→ **Exercise**:
Below is a block of records; repeat each one exactly.

→ **Supplied data**:
==*==

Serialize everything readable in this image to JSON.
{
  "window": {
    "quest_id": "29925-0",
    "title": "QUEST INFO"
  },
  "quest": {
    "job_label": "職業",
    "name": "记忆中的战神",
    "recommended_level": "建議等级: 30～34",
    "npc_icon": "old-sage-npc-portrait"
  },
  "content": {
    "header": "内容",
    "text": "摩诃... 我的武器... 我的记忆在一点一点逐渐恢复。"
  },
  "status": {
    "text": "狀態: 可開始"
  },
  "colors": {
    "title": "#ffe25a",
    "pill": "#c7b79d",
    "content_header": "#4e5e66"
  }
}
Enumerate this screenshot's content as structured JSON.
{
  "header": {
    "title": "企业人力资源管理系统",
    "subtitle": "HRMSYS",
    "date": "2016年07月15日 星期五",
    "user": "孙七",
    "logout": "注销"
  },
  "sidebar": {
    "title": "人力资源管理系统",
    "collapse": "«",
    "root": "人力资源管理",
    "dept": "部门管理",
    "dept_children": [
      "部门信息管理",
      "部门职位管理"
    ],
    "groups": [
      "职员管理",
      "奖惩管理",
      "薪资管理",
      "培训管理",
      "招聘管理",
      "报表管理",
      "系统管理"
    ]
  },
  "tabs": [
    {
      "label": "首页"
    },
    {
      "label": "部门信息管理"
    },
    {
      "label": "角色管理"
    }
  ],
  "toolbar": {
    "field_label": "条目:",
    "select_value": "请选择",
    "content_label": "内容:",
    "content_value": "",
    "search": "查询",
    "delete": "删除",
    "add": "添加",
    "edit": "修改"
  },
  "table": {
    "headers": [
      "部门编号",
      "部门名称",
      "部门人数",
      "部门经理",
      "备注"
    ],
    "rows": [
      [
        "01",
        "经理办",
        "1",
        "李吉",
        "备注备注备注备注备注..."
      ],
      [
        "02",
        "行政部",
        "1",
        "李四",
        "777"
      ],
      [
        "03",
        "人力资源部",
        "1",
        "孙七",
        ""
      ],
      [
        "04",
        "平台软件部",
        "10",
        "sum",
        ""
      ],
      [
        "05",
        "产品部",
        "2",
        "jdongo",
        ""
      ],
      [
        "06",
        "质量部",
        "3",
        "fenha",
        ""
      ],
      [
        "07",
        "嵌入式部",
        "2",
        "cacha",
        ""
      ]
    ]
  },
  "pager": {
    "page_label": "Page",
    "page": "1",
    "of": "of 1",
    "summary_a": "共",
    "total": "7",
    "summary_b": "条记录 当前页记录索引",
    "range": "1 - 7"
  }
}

==*==

→ **In response**:
Serialize everything readable in this image to JSON.
{
  "window": {
    "quest_id": "29925-0",
    "title": "QUEST INFO"
  },
  "quest": {
    "job_label": "職業",
    "name": "记忆中的战神",
    "recommended_level": "建議等级: 30～34",
    "npc_icon": "old-sage-npc-portrait"
  },
  "content": {
    "header": "内容",
    "text": "摩诃... 我的武器... 我的记忆在一点一点逐渐恢复。"
  },
  "status": {
    "text": "狀態: 可開始"
  },
  "colors": {
    "title": "#ffe25a",
    "pill": "#c7b79d",
    "content_header": "#4e5e66"
  }
}
Enumerate this screenshot's content as structured JSON.
{
  "header": {
    "title": "企业人力资源管理系统",
    "subtitle": "HRMSYS",
    "date": "2016年07月15日 星期五",
    "user": "孙七",
    "logout": "注销"
  },
  "sidebar": {
    "title": "人力资源管理系统",
    "collapse": "«",
    "root": "人力资源管理",
    "dept": "部门管理",
    "dept_children": [
      "部门信息管理",
      "部门职位管理"
    ],
    "groups": [
      "职员管理",
      "奖惩管理",
      "薪资管理",
      "培训管理",
      "招聘管理",
      "报表管理",
      "系统管理"
    ]
  },
  "tabs": [
    {
      "label": "首页"
    },
    {
      "label": "部门信息管理"
    },
    {
      "label": "角色管理"
    }
  ],
  "toolbar": {
    "field_label": "条目:",
    "select_value": "请选择",
    "content_label": "内容:",
    "content_value": "",
    "search": "查询",
    "delete": "删除",
    "add": "添加",
    "edit": "修改"
  },
  "table": {
    "headers": [
      "部门编号",
      "部门名称",
      "部门人数",
      "部门经理",
      "备注"
    ],
    "rows": [
      [
        "01",
        "经理办",
        "1",
        "李吉",
        "备注备注备注备注备注..."
      ],
      [
        "02",
        "行政部",
        "1",
        "李四",
        "777"
      ],
      [
        "03",
        "人力资源部",
        "1",
        "孙七",
        ""
      ],
      [
        "04",
        "平台软件部",
        "10",
        "sum",
        ""
      ],
      [
        "05",
        "产品部",
        "2",
        "jdongo",
        ""
      ],
      [
        "06",
        "质量部",
        "3",
        "fenha",
        ""
      ],
      [
        "07",
        "嵌入式部",
        "2",
        "cacha",
        ""
      ]
    ]
  },
  "pager": {
    "page_label": "Page",
    "page": "1",
    "of": "of 1",
    "summary_a": "共",
    "total": "7",
    "summary_b": "条记录 当前页记录索引",
    "range": "1 - 7"
  }
}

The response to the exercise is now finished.